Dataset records
--- start ---
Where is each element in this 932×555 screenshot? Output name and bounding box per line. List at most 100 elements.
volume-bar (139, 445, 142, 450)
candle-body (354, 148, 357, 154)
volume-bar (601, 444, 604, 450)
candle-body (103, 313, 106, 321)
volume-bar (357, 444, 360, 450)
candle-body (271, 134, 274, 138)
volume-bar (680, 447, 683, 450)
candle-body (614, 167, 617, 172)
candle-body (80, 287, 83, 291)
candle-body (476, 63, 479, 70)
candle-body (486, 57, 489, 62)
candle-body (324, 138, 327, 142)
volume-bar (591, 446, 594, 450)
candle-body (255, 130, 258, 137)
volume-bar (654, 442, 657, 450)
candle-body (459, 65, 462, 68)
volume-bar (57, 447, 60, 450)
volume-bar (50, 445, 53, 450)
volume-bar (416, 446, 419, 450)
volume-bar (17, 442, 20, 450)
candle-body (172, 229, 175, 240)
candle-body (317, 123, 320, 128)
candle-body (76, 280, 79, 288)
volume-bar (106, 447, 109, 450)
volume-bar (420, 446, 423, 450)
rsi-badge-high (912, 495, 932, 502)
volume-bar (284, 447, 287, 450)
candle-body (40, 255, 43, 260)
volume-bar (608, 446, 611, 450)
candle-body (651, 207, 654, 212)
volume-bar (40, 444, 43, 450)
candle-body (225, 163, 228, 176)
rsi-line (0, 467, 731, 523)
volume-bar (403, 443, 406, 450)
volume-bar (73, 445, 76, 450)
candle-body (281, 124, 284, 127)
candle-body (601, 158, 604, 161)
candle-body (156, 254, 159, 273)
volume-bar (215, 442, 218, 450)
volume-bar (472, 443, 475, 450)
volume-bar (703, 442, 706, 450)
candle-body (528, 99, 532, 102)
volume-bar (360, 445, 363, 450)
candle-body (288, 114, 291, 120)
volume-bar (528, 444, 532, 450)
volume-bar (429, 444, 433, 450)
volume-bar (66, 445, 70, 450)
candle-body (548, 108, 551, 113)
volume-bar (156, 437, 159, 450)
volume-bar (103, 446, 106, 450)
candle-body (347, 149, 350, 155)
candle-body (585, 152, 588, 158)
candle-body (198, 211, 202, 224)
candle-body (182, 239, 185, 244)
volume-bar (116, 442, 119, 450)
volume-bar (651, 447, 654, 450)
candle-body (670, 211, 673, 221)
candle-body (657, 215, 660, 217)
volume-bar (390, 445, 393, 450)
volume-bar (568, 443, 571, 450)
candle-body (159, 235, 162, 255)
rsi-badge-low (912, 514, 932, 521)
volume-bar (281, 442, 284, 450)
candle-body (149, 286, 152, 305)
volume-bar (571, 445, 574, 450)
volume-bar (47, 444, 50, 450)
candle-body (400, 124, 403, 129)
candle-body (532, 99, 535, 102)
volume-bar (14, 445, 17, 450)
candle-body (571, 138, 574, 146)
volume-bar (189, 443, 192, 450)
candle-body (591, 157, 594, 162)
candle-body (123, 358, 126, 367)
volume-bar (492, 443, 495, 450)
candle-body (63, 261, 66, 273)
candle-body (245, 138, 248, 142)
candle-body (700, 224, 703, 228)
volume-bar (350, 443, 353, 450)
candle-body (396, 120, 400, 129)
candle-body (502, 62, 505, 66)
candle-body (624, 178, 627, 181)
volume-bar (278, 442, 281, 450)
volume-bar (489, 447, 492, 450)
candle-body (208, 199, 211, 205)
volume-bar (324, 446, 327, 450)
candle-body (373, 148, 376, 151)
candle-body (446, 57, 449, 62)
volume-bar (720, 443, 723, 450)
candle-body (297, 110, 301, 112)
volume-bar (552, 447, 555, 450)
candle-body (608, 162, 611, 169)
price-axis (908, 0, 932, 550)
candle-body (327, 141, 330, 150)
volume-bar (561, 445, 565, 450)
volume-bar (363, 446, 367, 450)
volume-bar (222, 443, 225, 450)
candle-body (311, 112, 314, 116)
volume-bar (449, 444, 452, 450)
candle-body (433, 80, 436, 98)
--- end ---
Requirement » Print the listing above line for line, without changing anything.

Full answer »
Where is each element in this 932×555 screenshot? Output name and bounding box per line. List at most 100 elements.
volume-bar (139, 445, 142, 450)
candle-body (354, 148, 357, 154)
volume-bar (601, 444, 604, 450)
candle-body (103, 313, 106, 321)
volume-bar (357, 444, 360, 450)
candle-body (271, 134, 274, 138)
volume-bar (680, 447, 683, 450)
candle-body (614, 167, 617, 172)
candle-body (80, 287, 83, 291)
candle-body (476, 63, 479, 70)
candle-body (486, 57, 489, 62)
candle-body (324, 138, 327, 142)
volume-bar (591, 446, 594, 450)
candle-body (255, 130, 258, 137)
volume-bar (654, 442, 657, 450)
candle-body (459, 65, 462, 68)
volume-bar (57, 447, 60, 450)
volume-bar (50, 445, 53, 450)
volume-bar (416, 446, 419, 450)
volume-bar (17, 442, 20, 450)
candle-body (172, 229, 175, 240)
candle-body (317, 123, 320, 128)
candle-body (76, 280, 79, 288)
volume-bar (106, 447, 109, 450)
volume-bar (420, 446, 423, 450)
rsi-badge-high (912, 495, 932, 502)
volume-bar (284, 447, 287, 450)
candle-body (40, 255, 43, 260)
volume-bar (608, 446, 611, 450)
candle-body (651, 207, 654, 212)
volume-bar (40, 444, 43, 450)
candle-body (225, 163, 228, 176)
rsi-line (0, 467, 731, 523)
volume-bar (403, 443, 406, 450)
volume-bar (73, 445, 76, 450)
candle-body (281, 124, 284, 127)
candle-body (601, 158, 604, 161)
candle-body (156, 254, 159, 273)
volume-bar (215, 442, 218, 450)
volume-bar (472, 443, 475, 450)
volume-bar (703, 442, 706, 450)
candle-body (528, 99, 532, 102)
volume-bar (360, 445, 363, 450)
candle-body (288, 114, 291, 120)
volume-bar (528, 444, 532, 450)
volume-bar (429, 444, 433, 450)
volume-bar (66, 445, 70, 450)
candle-body (548, 108, 551, 113)
volume-bar (156, 437, 159, 450)
volume-bar (103, 446, 106, 450)
candle-body (347, 149, 350, 155)
candle-body (585, 152, 588, 158)
candle-body (198, 211, 202, 224)
candle-body (182, 239, 185, 244)
volume-bar (116, 442, 119, 450)
volume-bar (651, 447, 654, 450)
candle-body (670, 211, 673, 221)
candle-body (657, 215, 660, 217)
volume-bar (390, 445, 393, 450)
volume-bar (568, 443, 571, 450)
candle-body (159, 235, 162, 255)
rsi-badge-low (912, 514, 932, 521)
volume-bar (281, 442, 284, 450)
candle-body (149, 286, 152, 305)
volume-bar (571, 445, 574, 450)
volume-bar (47, 444, 50, 450)
candle-body (400, 124, 403, 129)
candle-body (532, 99, 535, 102)
volume-bar (14, 445, 17, 450)
candle-body (571, 138, 574, 146)
volume-bar (189, 443, 192, 450)
candle-body (591, 157, 594, 162)
candle-body (123, 358, 126, 367)
volume-bar (492, 443, 495, 450)
candle-body (63, 261, 66, 273)
candle-body (245, 138, 248, 142)
candle-body (700, 224, 703, 228)
volume-bar (350, 443, 353, 450)
candle-body (396, 120, 400, 129)
candle-body (502, 62, 505, 66)
candle-body (624, 178, 627, 181)
volume-bar (278, 442, 281, 450)
volume-bar (489, 447, 492, 450)
candle-body (208, 199, 211, 205)
volume-bar (324, 446, 327, 450)
candle-body (373, 148, 376, 151)
candle-body (446, 57, 449, 62)
volume-bar (720, 443, 723, 450)
candle-body (297, 110, 301, 112)
volume-bar (552, 447, 555, 450)
candle-body (608, 162, 611, 169)
price-axis (908, 0, 932, 550)
candle-body (327, 141, 330, 150)
volume-bar (561, 445, 565, 450)
volume-bar (363, 446, 367, 450)
volume-bar (222, 443, 225, 450)
candle-body (311, 112, 314, 116)
volume-bar (449, 444, 452, 450)
candle-body (433, 80, 436, 98)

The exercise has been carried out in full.